**What to produce:**
Copy all the material that follows, keeping every character the same.

Start Given data

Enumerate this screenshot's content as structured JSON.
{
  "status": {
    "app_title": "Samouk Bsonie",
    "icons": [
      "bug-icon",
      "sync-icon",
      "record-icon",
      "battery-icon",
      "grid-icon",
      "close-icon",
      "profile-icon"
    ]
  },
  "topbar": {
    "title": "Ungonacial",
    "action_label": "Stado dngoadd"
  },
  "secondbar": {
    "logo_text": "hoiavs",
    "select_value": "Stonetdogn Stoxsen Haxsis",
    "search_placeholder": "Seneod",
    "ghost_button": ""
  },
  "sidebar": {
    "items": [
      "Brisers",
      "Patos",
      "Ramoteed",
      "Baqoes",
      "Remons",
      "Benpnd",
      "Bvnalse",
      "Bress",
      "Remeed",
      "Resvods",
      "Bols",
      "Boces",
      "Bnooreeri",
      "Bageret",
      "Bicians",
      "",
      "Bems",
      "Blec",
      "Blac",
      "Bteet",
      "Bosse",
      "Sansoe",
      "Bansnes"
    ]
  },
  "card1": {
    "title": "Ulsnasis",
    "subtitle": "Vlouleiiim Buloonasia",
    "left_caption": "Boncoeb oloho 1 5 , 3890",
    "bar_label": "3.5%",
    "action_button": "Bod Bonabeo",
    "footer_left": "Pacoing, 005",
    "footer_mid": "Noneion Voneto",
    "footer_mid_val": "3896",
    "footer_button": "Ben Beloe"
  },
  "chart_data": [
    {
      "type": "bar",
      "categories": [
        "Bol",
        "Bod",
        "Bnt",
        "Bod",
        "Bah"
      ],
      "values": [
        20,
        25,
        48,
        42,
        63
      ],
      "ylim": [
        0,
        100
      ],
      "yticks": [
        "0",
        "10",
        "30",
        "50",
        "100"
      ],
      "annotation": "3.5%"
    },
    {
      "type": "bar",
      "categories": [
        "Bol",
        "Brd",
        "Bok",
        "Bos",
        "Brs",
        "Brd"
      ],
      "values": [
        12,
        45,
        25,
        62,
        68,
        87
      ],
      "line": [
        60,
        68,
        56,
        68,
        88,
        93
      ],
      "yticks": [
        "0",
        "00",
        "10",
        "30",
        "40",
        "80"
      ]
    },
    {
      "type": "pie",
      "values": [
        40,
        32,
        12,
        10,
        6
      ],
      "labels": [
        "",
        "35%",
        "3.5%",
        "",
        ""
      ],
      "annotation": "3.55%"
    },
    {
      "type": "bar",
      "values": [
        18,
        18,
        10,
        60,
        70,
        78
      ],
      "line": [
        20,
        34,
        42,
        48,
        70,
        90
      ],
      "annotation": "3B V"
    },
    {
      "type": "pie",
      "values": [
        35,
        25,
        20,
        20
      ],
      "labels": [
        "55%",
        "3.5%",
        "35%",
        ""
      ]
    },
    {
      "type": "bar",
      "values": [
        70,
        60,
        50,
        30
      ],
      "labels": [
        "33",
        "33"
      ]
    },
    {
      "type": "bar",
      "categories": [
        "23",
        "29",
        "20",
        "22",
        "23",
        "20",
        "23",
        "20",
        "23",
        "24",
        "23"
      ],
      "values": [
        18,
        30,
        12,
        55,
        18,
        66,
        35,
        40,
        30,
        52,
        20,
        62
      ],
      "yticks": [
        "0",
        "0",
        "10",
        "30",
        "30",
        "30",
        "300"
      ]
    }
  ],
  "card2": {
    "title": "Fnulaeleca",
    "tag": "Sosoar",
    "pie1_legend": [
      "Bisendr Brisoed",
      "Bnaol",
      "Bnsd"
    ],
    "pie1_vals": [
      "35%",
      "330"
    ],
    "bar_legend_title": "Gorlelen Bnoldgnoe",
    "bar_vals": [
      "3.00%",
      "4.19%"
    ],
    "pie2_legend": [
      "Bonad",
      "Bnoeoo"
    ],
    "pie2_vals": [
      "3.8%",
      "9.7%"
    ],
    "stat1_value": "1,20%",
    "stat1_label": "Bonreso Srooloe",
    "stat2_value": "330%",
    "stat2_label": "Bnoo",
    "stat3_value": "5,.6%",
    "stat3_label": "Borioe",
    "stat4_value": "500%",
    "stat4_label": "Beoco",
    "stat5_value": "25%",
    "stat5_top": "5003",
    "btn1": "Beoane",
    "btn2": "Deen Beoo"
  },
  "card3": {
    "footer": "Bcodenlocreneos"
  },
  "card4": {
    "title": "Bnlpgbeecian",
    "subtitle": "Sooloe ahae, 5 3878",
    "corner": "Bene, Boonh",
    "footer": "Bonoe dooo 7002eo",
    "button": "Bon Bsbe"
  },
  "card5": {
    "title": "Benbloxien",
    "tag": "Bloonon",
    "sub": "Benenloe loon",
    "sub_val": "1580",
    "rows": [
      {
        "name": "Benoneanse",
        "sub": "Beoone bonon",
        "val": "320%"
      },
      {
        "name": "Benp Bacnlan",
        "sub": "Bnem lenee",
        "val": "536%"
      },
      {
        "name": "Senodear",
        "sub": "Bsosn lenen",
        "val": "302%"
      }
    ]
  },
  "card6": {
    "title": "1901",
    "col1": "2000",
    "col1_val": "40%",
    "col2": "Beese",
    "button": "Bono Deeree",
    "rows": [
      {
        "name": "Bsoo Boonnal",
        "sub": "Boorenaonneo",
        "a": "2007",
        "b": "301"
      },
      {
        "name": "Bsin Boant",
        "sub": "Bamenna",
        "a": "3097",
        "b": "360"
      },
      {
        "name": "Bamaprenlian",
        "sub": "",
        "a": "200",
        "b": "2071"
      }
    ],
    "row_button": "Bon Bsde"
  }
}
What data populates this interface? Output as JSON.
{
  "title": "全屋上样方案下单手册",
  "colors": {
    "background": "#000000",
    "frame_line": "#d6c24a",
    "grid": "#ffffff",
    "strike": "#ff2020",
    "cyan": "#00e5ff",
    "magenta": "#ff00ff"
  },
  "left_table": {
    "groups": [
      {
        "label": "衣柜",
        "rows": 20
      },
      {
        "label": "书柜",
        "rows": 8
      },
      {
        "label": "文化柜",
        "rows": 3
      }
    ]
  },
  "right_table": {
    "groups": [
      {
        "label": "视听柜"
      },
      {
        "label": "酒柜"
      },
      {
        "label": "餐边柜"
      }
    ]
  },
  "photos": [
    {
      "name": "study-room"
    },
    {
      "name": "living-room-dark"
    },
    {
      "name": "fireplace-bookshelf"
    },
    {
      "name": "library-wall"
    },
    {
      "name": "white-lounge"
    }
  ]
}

End Given data

**Written answer:**
Enumerate this screenshot's content as structured JSON.
{
  "status": {
    "app_title": "Samouk Bsonie",
    "icons": [
      "bug-icon",
      "sync-icon",
      "record-icon",
      "battery-icon",
      "grid-icon",
      "close-icon",
      "profile-icon"
    ]
  },
  "topbar": {
    "title": "Ungonacial",
    "action_label": "Stado dngoadd"
  },
  "secondbar": {
    "logo_text": "hoiavs",
    "select_value": "Stonetdogn Stoxsen Haxsis",
    "search_placeholder": "Seneod",
    "ghost_button": ""
  },
  "sidebar": {
    "items": [
      "Brisers",
      "Patos",
      "Ramoteed",
      "Baqoes",
      "Remons",
      "Benpnd",
      "Bvnalse",
      "Bress",
      "Remeed",
      "Resvods",
      "Bols",
      "Boces",
      "Bnooreeri",
      "Bageret",
      "Bicians",
      "",
      "Bems",
      "Blec",
      "Blac",
      "Bteet",
      "Bosse",
      "Sansoe",
      "Bansnes"
    ]
  },
  "card1": {
    "title": "Ulsnasis",
    "subtitle": "Vlouleiiim Buloonasia",
    "left_caption": "Boncoeb oloho 1 5 , 3890",
    "bar_label": "3.5%",
    "action_button": "Bod Bonabeo",
    "footer_left": "Pacoing, 005",
    "footer_mid": "Noneion Voneto",
    "footer_mid_val": "3896",
    "footer_button": "Ben Beloe"
  },
  "chart_data": [
    {
      "type": "bar",
      "categories": [
        "Bol",
        "Bod",
        "Bnt",
        "Bod",
        "Bah"
      ],
      "values": [
        20,
        25,
        48,
        42,
        63
      ],
      "ylim": [
        0,
        100
      ],
      "yticks": [
        "0",
        "10",
        "30",
        "50",
        "100"
      ],
      "annotation": "3.5%"
    },
    {
      "type": "bar",
      "categories": [
        "Bol",
        "Brd",
        "Bok",
        "Bos",
        "Brs",
        "Brd"
      ],
      "values": [
        12,
        45,
        25,
        62,
        68,
        87
      ],
      "line": [
        60,
        68,
        56,
        68,
        88,
        93
      ],
      "yticks": [
        "0",
        "00",
        "10",
        "30",
        "40",
        "80"
      ]
    },
    {
      "type": "pie",
      "values": [
        40,
        32,
        12,
        10,
        6
      ],
      "labels": [
        "",
        "35%",
        "3.5%",
        "",
        ""
      ],
      "annotation": "3.55%"
    },
    {
      "type": "bar",
      "values": [
        18,
        18,
        10,
        60,
        70,
        78
      ],
      "line": [
        20,
        34,
        42,
        48,
        70,
        90
      ],
      "annotation": "3B V"
    },
    {
      "type": "pie",
      "values": [
        35,
        25,
        20,
        20
      ],
      "labels": [
        "55%",
        "3.5%",
        "35%",
        ""
      ]
    },
    {
      "type": "bar",
      "values": [
        70,
        60,
        50,
        30
      ],
      "labels": [
        "33",
        "33"
      ]
    },
    {
      "type": "bar",
      "categories": [
        "23",
        "29",
        "20",
        "22",
        "23",
        "20",
        "23",
        "20",
        "23",
        "24",
        "23"
      ],
      "values": [
        18,
        30,
        12,
        55,
        18,
        66,
        35,
        40,
        30,
        52,
        20,
        62
      ],
      "yticks": [
        "0",
        "0",
        "10",
        "30",
        "30",
        "30",
        "300"
      ]
    }
  ],
  "card2": {
    "title": "Fnulaeleca",
    "tag": "Sosoar",
    "pie1_legend": [
      "Bisendr Brisoed",
      "Bnaol",
      "Bnsd"
    ],
    "pie1_vals": [
      "35%",
      "330"
    ],
    "bar_legend_title": "Gorlelen Bnoldgnoe",
    "bar_vals": [
      "3.00%",
      "4.19%"
    ],
    "pie2_legend": [
      "Bonad",
      "Bnoeoo"
    ],
    "pie2_vals": [
      "3.8%",
      "9.7%"
    ],
    "stat1_value": "1,20%",
    "stat1_label": "Bonreso Srooloe",
    "stat2_value": "330%",
    "stat2_label": "Bnoo",
    "stat3_value": "5,.6%",
    "stat3_label": "Borioe",
    "stat4_value": "500%",
    "stat4_label": "Beoco",
    "stat5_value": "25%",
    "stat5_top": "5003",
    "btn1": "Beoane",
    "btn2": "Deen Beoo"
  },
  "card3": {
    "footer": "Bcodenlocreneos"
  },
  "card4": {
    "title": "Bnlpgbeecian",
    "subtitle": "Sooloe ahae, 5 3878",
    "corner": "Bene, Boonh",
    "footer": "Bonoe dooo 7002eo",
    "button": "Bon Bsbe"
  },
  "card5": {
    "title": "Benbloxien",
    "tag": "Bloonon",
    "sub": "Benenloe loon",
    "sub_val": "1580",
    "rows": [
      {
        "name": "Benoneanse",
        "sub": "Beoone bonon",
        "val": "320%"
      },
      {
        "name": "Benp Bacnlan",
        "sub": "Bnem lenee",
        "val": "536%"
      },
      {
        "name": "Senodear",
        "sub": "Bsosn lenen",
        "val": "302%"
      }
    ]
  },
  "card6": {
    "title": "1901",
    "col1": "2000",
    "col1_val": "40%",
    "col2": "Beese",
    "button": "Bono Deeree",
    "rows": [
      {
        "name": "Bsoo Boonnal",
        "sub": "Boorenaonneo",
        "a": "2007",
        "b": "301"
      },
      {
        "name": "Bsin Boant",
        "sub": "Bamenna",
        "a": "3097",
        "b": "360"
      },
      {
        "name": "Bamaprenlian",
        "sub": "",
        "a": "200",
        "b": "2071"
      }
    ],
    "row_button": "Bon Bsde"
  }
}
What data populates this interface? Output as JSON.
{
  "title": "全屋上样方案下单手册",
  "colors": {
    "background": "#000000",
    "frame_line": "#d6c24a",
    "grid": "#ffffff",
    "strike": "#ff2020",
    "cyan": "#00e5ff",
    "magenta": "#ff00ff"
  },
  "left_table": {
    "groups": [
      {
        "label": "衣柜",
        "rows": 20
      },
      {
        "label": "书柜",
        "rows": 8
      },
      {
        "label": "文化柜",
        "rows": 3
      }
    ]
  },
  "right_table": {
    "groups": [
      {
        "label": "视听柜"
      },
      {
        "label": "酒柜"
      },
      {
        "label": "餐边柜"
      }
    ]
  },
  "photos": [
    {
      "name": "study-room"
    },
    {
      "name": "living-room-dark"
    },
    {
      "name": "fireplace-bookshelf"
    },
    {
      "name": "library-wall"
    },
    {
      "name": "white-lounge"
    }
  ]
}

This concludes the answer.